/---

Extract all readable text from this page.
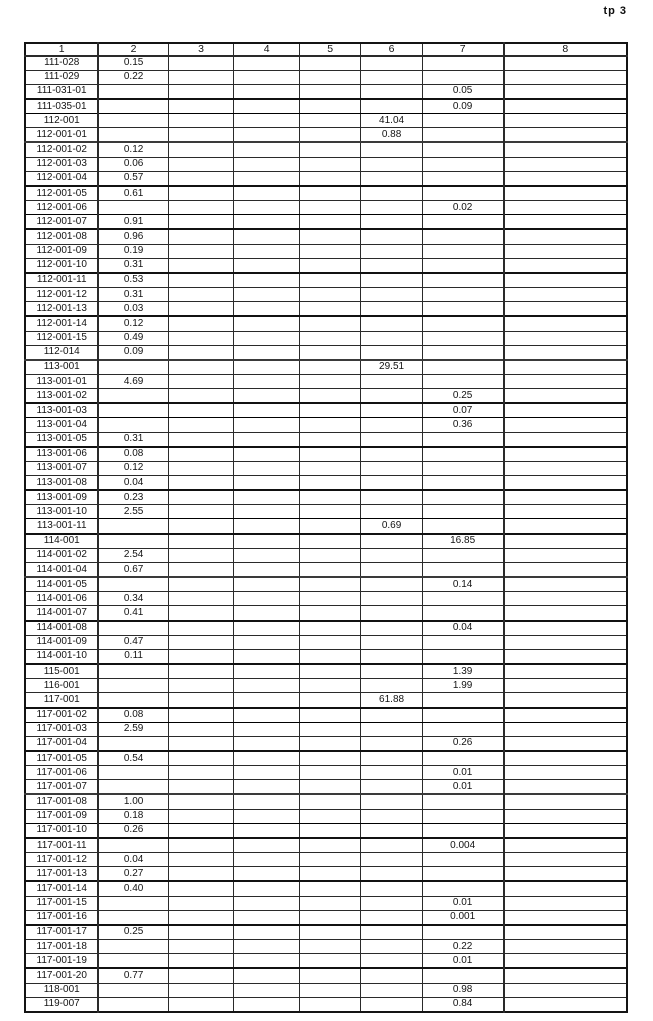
tp 3
1	2	3	4	5	6	7	8
111-028	0.15						
111-029	0.22						
111-031-01						0.05	
111-035-01						0.09	
112-001					41.04		
112-001-01					0.88		
112-001-02	0.12						
112-001-03	0.06						
112-001-04	0.57						
112-001-05	0.61						
112-001-06						0.02	
112-001-07	0.91						
112-001-08	0.96						
112-001-09	0.19						
112-001-10	0.31						
112-001-11	0.53						
112-001-12	0.31						
112-001-13	0.03						
112-001-14	0.12						
112-001-15	0.49						
112-014	0.09						
113-001					29.51		
113-001-01	4.69						
113-001-02						0.25	
113-001-03						0.07	
113-001-04						0.36	
113-001-05	0.31						
113-001-06	0.08						
113-001-07	0.12						
113-001-08	0.04						
113-001-09	0.23						
113-001-10	2.55						
113-001-11					0.69		
114-001						16.85	
114-001-02	2.54						
114-001-04	0.67						
114-001-05						0.14	
114-001-06	0.34						
114-001-07	0.41						
114-001-08						0.04	
114-001-09	0.47						
114-001-10	0.11						
115-001						1.39	
116-001						1.99	
117-001					61.88		
117-001-02	0.08						
117-001-03	2.59						
117-001-04						0.26	
117-001-05	0.54						
117-001-06						0.01	
117-001-07						0.01	
117-001-08	1.00						
117-001-09	0.18						
117-001-10	0.26						
117-001-11						0.004	
117-001-12	0.04						
117-001-13	0.27						
117-001-14	0.40						
117-001-15						0.01	
117-001-16						0.001	
117-001-17	0.25						
117-001-18						0.22	
117-001-19						0.01	
117-001-20	0.77						
118-001						0.98	
119-007						0.84	
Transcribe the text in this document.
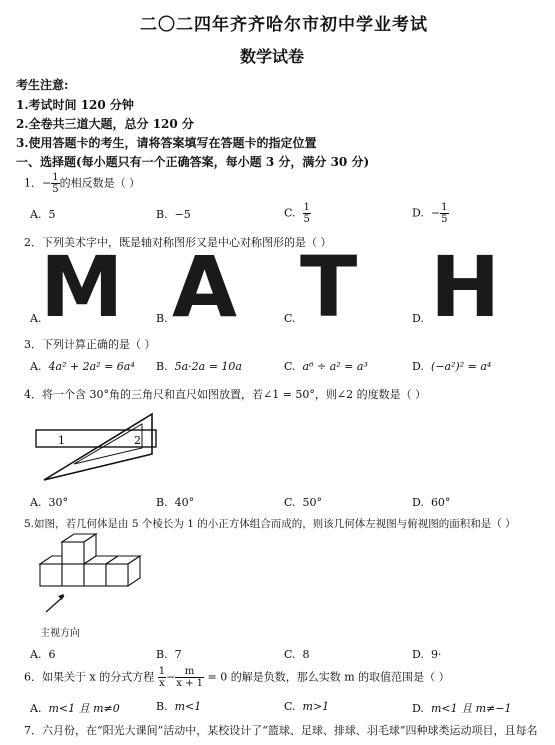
二〇二四年齐齐哈尔市初中学业考试
数学试卷
考生注意:
1.考试时间 120 分钟
2.全卷共三道大题，总分 120 分
3.使用答题卡的考生，请将答案填写在答题卡的指定位置
一、选择题(每小题只有一个正确答案，每小题 3 分，满分 30 分)
1．− $\frac{1}{5}$ 的相反数是（ ）
A. 5	B. −5	C. $\frac{1}{5}$	D. − $\frac{1}{5}$
2．下列美术字中，既是轴对称图形又是中心对称图形的是（ ）
M A T H
A.	B.	C.	D.
3．下列计算正确的是（ ）
A. 4a² + 2a² = 6a⁴ B. 5a·2a = 10a	C. a⁶ ÷ a² = a³	D. (−a²)² = a⁴
4．将一个含 30°角的三角尺和直尺如图放置，若∠1 = 50°，则∠2 的度数是（ ）
1	2
A. 30°	B. 40°	C. 50°	D. 60°
5.如图，若几何体是由 5 个棱长为 1 的小正方体组合而成的，则该几何体左视图与俯视图的面积和是（ ）
主视方向
A. 6	B. 7	C. 8	D. 9·
6．如果关于 x 的分式方程 $\frac{1}{x} - \frac{m}{x + 1} = 0$ 的解是负数，那么实数 m 的取值范围是（ ）
A. m<1 且 m≠0	B. m<1	C. m>1	D. m<1 且 m≠−1
7．六月份，在“阳光大课间”活动中，某校设计了“篮球、足球、排球、羽毛球”四种球类运动项目，且每名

\---

** WHAT TO PRODUCE **
Your copy should hold every record word for word and none of the pictures.

** EXERCISE ANSWER **
Extract all readable text from this page.
tp 3
1	2	3	4	5	6	7	8
111-028	0.15						
111-029	0.22						
111-031-01						0.05	
111-035-01						0.09	
112-001					41.04		
112-001-01					0.88		
112-001-02	0.12						
112-001-03	0.06						
112-001-04	0.57						
112-001-05	0.61						
112-001-06						0.02	
112-001-07	0.91						
112-001-08	0.96						
112-001-09	0.19						
112-001-10	0.31						
112-001-11	0.53						
112-001-12	0.31						
112-001-13	0.03						
112-001-14	0.12						
112-001-15	0.49						
112-014	0.09						
113-001					29.51		
113-001-01	4.69						
113-001-02						0.25	
113-001-03						0.07	
113-001-04						0.36	
113-001-05	0.31						
113-001-06	0.08						
113-001-07	0.12						
113-001-08	0.04						
113-001-09	0.23						
113-001-10	2.55						
113-001-11					0.69		
114-001						16.85	
114-001-02	2.54						
114-001-04	0.67						
114-001-05						0.14	
114-001-06	0.34						
114-001-07	0.41						
114-001-08						0.04	
114-001-09	0.47						
114-001-10	0.11						
115-001						1.39	
116-001						1.99	
117-001					61.88		
117-001-02	0.08						
117-001-03	2.59						
117-001-04						0.26	
117-001-05	0.54						
117-001-06						0.01	
117-001-07						0.01	
117-001-08	1.00						
117-001-09	0.18						
117-001-10	0.26						
117-001-11						0.004	
117-001-12	0.04						
117-001-13	0.27						
117-001-14	0.40						
117-001-15						0.01	
117-001-16						0.001	
117-001-17	0.25						
117-001-18						0.22	
117-001-19						0.01	
117-001-20	0.77						
118-001						0.98	
119-007						0.84	
Transcribe the text in this document.
二〇二四年齐齐哈尔市初中学业考试
数学试卷
考生注意:
1.考试时间 120 分钟
2.全卷共三道大题，总分 120 分
3.使用答题卡的考生，请将答案填写在答题卡的指定位置
一、选择题(每小题只有一个正确答案，每小题 3 分，满分 30 分)
1．− $\frac{1}{5}$ 的相反数是（ ）
A. 5	B. −5	C. $\frac{1}{5}$	D. − $\frac{1}{5}$
2．下列美术字中，既是轴对称图形又是中心对称图形的是（ ）
M A T H
A.	B.	C.	D.
3．下列计算正确的是（ ）
A. 4a² + 2a² = 6a⁴ B. 5a·2a = 10a	C. a⁶ ÷ a² = a³	D. (−a²)² = a⁴
4．将一个含 30°角的三角尺和直尺如图放置，若∠1 = 50°，则∠2 的度数是（ ）
1	2
A. 30°	B. 40°	C. 50°	D. 60°
5.如图，若几何体是由 5 个棱长为 1 的小正方体组合而成的，则该几何体左视图与俯视图的面积和是（ ）
主视方向
A. 6	B. 7	C. 8	D. 9·
6．如果关于 x 的分式方程 $\frac{1}{x} - \frac{m}{x + 1} = 0$ 的解是负数，那么实数 m 的取值范围是（ ）
A. m<1 且 m≠0	B. m<1	C. m>1	D. m<1 且 m≠−1
7．六月份，在“阳光大课间”活动中，某校设计了“篮球、足球、排球、羽毛球”四种球类运动项目，且每名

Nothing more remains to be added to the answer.